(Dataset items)
* * * * * * * * *

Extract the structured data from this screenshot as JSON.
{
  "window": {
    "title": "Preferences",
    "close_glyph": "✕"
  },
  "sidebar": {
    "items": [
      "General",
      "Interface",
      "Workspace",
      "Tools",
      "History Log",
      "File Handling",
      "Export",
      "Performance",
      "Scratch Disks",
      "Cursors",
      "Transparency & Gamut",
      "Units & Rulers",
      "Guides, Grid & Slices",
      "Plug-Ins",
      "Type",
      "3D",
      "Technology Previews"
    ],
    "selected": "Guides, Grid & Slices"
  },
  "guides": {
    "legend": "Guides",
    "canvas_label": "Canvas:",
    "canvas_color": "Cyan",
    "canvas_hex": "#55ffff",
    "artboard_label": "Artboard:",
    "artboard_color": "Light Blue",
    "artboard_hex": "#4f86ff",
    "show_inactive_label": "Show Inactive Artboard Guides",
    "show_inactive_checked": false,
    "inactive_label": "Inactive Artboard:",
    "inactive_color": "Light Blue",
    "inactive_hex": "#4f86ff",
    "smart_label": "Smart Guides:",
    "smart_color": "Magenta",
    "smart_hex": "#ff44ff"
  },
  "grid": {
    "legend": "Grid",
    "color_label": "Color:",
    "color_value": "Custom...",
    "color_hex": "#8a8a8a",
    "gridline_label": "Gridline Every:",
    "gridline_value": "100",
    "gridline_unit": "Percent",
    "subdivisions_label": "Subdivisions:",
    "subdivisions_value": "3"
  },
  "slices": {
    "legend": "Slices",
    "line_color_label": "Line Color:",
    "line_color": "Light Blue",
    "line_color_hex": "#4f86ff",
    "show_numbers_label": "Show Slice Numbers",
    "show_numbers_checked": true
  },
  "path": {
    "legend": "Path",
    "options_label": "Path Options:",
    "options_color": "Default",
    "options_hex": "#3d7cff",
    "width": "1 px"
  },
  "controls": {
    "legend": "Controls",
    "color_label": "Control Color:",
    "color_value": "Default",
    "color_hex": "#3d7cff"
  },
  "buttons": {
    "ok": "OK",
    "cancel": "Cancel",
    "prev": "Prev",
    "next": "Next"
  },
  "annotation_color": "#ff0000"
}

* * * * * * * * *

Retype the records in full. Keep every line identical to the original.

Extract the structured data from this screenshot as JSON.
{
  "window": {
    "title": "Preferences",
    "close_glyph": "✕"
  },
  "sidebar": {
    "items": [
      "General",
      "Interface",
      "Workspace",
      "Tools",
      "History Log",
      "File Handling",
      "Export",
      "Performance",
      "Scratch Disks",
      "Cursors",
      "Transparency & Gamut",
      "Units & Rulers",
      "Guides, Grid & Slices",
      "Plug-Ins",
      "Type",
      "3D",
      "Technology Previews"
    ],
    "selected": "Guides, Grid & Slices"
  },
  "guides": {
    "legend": "Guides",
    "canvas_label": "Canvas:",
    "canvas_color": "Cyan",
    "canvas_hex": "#55ffff",
    "artboard_label": "Artboard:",
    "artboard_color": "Light Blue",
    "artboard_hex": "#4f86ff",
    "show_inactive_label": "Show Inactive Artboard Guides",
    "show_inactive_checked": false,
    "inactive_label": "Inactive Artboard:",
    "inactive_color": "Light Blue",
    "inactive_hex": "#4f86ff",
    "smart_label": "Smart Guides:",
    "smart_color": "Magenta",
    "smart_hex": "#ff44ff"
  },
  "grid": {
    "legend": "Grid",
    "color_label": "Color:",
    "color_value": "Custom...",
    "color_hex": "#8a8a8a",
    "gridline_label": "Gridline Every:",
    "gridline_value": "100",
    "gridline_unit": "Percent",
    "subdivisions_label": "Subdivisions:",
    "subdivisions_value": "3"
  },
  "slices": {
    "legend": "Slices",
    "line_color_label": "Line Color:",
    "line_color": "Light Blue",
    "line_color_hex": "#4f86ff",
    "show_numbers_label": "Show Slice Numbers",
    "show_numbers_checked": true
  },
  "path": {
    "legend": "Path",
    "options_label": "Path Options:",
    "options_color": "Default",
    "options_hex": "#3d7cff",
    "width": "1 px"
  },
  "controls": {
    "legend": "Controls",
    "color_label": "Control Color:",
    "color_value": "Default",
    "color_hex": "#3d7cff"
  },
  "buttons": {
    "ok": "OK",
    "cancel": "Cancel",
    "prev": "Prev",
    "next": "Next"
  },
  "annotation_color": "#ff0000"
}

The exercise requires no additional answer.